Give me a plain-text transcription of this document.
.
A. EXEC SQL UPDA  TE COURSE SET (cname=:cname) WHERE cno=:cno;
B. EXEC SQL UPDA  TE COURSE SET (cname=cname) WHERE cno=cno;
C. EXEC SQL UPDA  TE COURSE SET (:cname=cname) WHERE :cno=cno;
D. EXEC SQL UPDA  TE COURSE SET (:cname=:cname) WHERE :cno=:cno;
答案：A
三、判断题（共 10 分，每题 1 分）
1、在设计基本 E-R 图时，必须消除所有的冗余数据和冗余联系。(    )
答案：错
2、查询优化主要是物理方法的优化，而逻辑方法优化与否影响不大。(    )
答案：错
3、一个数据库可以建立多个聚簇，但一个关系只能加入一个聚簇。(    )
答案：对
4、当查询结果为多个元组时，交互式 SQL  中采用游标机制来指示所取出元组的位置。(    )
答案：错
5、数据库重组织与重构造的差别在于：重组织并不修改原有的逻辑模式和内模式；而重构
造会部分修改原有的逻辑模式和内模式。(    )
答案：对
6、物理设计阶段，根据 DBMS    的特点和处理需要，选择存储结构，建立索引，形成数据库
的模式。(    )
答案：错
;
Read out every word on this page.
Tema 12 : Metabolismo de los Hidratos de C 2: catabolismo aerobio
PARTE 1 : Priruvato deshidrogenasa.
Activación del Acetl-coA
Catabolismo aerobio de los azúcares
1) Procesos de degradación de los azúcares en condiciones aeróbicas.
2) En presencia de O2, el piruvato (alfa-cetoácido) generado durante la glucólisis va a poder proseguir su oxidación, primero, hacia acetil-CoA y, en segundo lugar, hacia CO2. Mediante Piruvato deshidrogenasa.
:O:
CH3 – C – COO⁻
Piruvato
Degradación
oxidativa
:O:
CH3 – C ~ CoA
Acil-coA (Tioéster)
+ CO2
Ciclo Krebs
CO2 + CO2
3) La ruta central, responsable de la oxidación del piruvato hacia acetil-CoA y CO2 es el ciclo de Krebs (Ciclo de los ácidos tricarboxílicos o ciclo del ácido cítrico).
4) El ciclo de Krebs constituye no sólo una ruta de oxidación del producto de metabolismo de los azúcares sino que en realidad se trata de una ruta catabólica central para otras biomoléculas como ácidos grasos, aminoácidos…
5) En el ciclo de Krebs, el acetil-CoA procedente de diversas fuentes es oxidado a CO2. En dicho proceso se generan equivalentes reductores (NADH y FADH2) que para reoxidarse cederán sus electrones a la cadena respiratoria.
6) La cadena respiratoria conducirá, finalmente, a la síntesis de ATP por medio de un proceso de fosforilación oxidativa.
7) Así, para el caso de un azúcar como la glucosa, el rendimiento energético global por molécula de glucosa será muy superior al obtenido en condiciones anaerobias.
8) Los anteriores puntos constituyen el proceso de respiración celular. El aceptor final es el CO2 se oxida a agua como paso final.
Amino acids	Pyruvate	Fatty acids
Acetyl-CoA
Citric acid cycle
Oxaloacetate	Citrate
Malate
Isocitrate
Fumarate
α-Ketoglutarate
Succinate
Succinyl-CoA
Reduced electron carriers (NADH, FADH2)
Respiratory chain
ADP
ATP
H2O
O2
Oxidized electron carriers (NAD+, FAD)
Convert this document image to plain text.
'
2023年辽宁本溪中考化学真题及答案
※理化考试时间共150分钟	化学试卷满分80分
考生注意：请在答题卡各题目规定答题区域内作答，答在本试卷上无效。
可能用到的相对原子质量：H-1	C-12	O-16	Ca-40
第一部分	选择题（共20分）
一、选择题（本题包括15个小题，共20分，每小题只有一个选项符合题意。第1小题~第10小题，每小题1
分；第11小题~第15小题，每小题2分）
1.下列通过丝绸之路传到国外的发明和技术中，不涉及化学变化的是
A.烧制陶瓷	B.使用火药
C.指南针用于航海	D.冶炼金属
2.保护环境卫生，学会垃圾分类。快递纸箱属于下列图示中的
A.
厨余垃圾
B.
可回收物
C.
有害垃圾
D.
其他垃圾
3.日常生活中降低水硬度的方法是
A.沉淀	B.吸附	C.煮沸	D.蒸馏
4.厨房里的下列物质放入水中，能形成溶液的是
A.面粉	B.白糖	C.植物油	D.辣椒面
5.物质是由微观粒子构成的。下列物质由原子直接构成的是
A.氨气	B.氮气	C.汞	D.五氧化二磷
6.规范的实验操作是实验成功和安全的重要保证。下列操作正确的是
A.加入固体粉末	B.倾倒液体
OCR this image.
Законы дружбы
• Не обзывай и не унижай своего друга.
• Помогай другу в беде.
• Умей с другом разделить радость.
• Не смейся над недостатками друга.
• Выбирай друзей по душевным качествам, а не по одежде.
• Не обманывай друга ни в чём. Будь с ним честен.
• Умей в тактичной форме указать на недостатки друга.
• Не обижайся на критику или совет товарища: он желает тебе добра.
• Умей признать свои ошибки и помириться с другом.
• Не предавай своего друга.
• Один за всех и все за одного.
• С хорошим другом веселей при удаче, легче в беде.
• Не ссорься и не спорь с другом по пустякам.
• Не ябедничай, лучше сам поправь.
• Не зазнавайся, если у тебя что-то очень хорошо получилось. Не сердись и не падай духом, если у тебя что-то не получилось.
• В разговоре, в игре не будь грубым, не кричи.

_Task requirements:_ Return all of the data precisely as it appears.

_Response:_
Give me a plain-text transcription of this document.
.
A. EXEC SQL UPDA  TE COURSE SET (cname=:cname) WHERE cno=:cno;
B. EXEC SQL UPDA  TE COURSE SET (cname=cname) WHERE cno=cno;
C. EXEC SQL UPDA  TE COURSE SET (:cname=cname) WHERE :cno=cno;
D. EXEC SQL UPDA  TE COURSE SET (:cname=:cname) WHERE :cno=:cno;
答案：A
三、判断题（共 10 分，每题 1 分）
1、在设计基本 E-R 图时，必须消除所有的冗余数据和冗余联系。(    )
答案：错
2、查询优化主要是物理方法的优化，而逻辑方法优化与否影响不大。(    )
答案：错
3、一个数据库可以建立多个聚簇，但一个关系只能加入一个聚簇。(    )
答案：对
4、当查询结果为多个元组时，交互式 SQL  中采用游标机制来指示所取出元组的位置。(    )
答案：错
5、数据库重组织与重构造的差别在于：重组织并不修改原有的逻辑模式和内模式；而重构
造会部分修改原有的逻辑模式和内模式。(    )
答案：对
6、物理设计阶段，根据 DBMS    的特点和处理需要，选择存储结构，建立索引，形成数据库
的模式。(    )
答案：错
;
Read out every word on this page.
Tema 12 : Metabolismo de los Hidratos de C 2: catabolismo aerobio
PARTE 1 : Priruvato deshidrogenasa.
Activación del Acetl-coA
Catabolismo aerobio de los azúcares
1) Procesos de degradación de los azúcares en condiciones aeróbicas.
2) En presencia de O2, el piruvato (alfa-cetoácido) generado durante la glucólisis va a poder proseguir su oxidación, primero, hacia acetil-CoA y, en segundo lugar, hacia CO2. Mediante Piruvato deshidrogenasa.
:O:
CH3 – C – COO⁻
Piruvato
Degradación
oxidativa
:O:
CH3 – C ~ CoA
Acil-coA (Tioéster)
+ CO2
Ciclo Krebs
CO2 + CO2
3) La ruta central, responsable de la oxidación del piruvato hacia acetil-CoA y CO2 es el ciclo de Krebs (Ciclo de los ácidos tricarboxílicos o ciclo del ácido cítrico).
4) El ciclo de Krebs constituye no sólo una ruta de oxidación del producto de metabolismo de los azúcares sino que en realidad se trata de una ruta catabólica central para otras biomoléculas como ácidos grasos, aminoácidos…
5) En el ciclo de Krebs, el acetil-CoA procedente de diversas fuentes es oxidado a CO2. En dicho proceso se generan equivalentes reductores (NADH y FADH2) que para reoxidarse cederán sus electrones a la cadena respiratoria.
6) La cadena respiratoria conducirá, finalmente, a la síntesis de ATP por medio de un proceso de fosforilación oxidativa.
7) Así, para el caso de un azúcar como la glucosa, el rendimiento energético global por molécula de glucosa será muy superior al obtenido en condiciones anaerobias.
8) Los anteriores puntos constituyen el proceso de respiración celular. El aceptor final es el CO2 se oxida a agua como paso final.
Amino acids	Pyruvate	Fatty acids
Acetyl-CoA
Citric acid cycle
Oxaloacetate	Citrate
Malate
Isocitrate
Fumarate
α-Ketoglutarate
Succinate
Succinyl-CoA
Reduced electron carriers (NADH, FADH2)
Respiratory chain
ADP
ATP
H2O
O2
Oxidized electron carriers (NAD+, FAD)
Convert this document image to plain text.
'
2023年辽宁本溪中考化学真题及答案
※理化考试时间共150分钟	化学试卷满分80分
考生注意：请在答题卡各题目规定答题区域内作答，答在本试卷上无效。
可能用到的相对原子质量：H-1	C-12	O-16	Ca-40
第一部分	选择题（共20分）
一、选择题（本题包括15个小题，共20分，每小题只有一个选项符合题意。第1小题~第10小题，每小题1
分；第11小题~第15小题，每小题2分）
1.下列通过丝绸之路传到国外的发明和技术中，不涉及化学变化的是
A.烧制陶瓷	B.使用火药
C.指南针用于航海	D.冶炼金属
2.保护环境卫生，学会垃圾分类。快递纸箱属于下列图示中的
A.
厨余垃圾
B.
可回收物
C.
有害垃圾
D.
其他垃圾
3.日常生活中降低水硬度的方法是
A.沉淀	B.吸附	C.煮沸	D.蒸馏
4.厨房里的下列物质放入水中，能形成溶液的是
A.面粉	B.白糖	C.植物油	D.辣椒面
5.物质是由微观粒子构成的。下列物质由原子直接构成的是
A.氨气	B.氮气	C.汞	D.五氧化二磷
6.规范的实验操作是实验成功和安全的重要保证。下列操作正确的是
A.加入固体粉末	B.倾倒液体
OCR this image.
Законы дружбы
• Не обзывай и не унижай своего друга.
• Помогай другу в беде.
• Умей с другом разделить радость.
• Не смейся над недостатками друга.
• Выбирай друзей по душевным качествам, а не по одежде.
• Не обманывай друга ни в чём. Будь с ним честен.
• Умей в тактичной форме указать на недостатки друга.
• Не обижайся на критику или совет товарища: он желает тебе добра.
• Умей признать свои ошибки и помириться с другом.
• Не предавай своего друга.
• Один за всех и все за одного.
• С хорошим другом веселей при удаче, легче в беде.
• Не ссорься и не спорь с другом по пустякам.
• Не ябедничай, лучше сам поправь.
• Не зазнавайся, если у тебя что-то очень хорошо получилось. Не сердись и не падай духом, если у тебя что-то не получилось.
• В разговоре, в игре не будь грубым, не кричи.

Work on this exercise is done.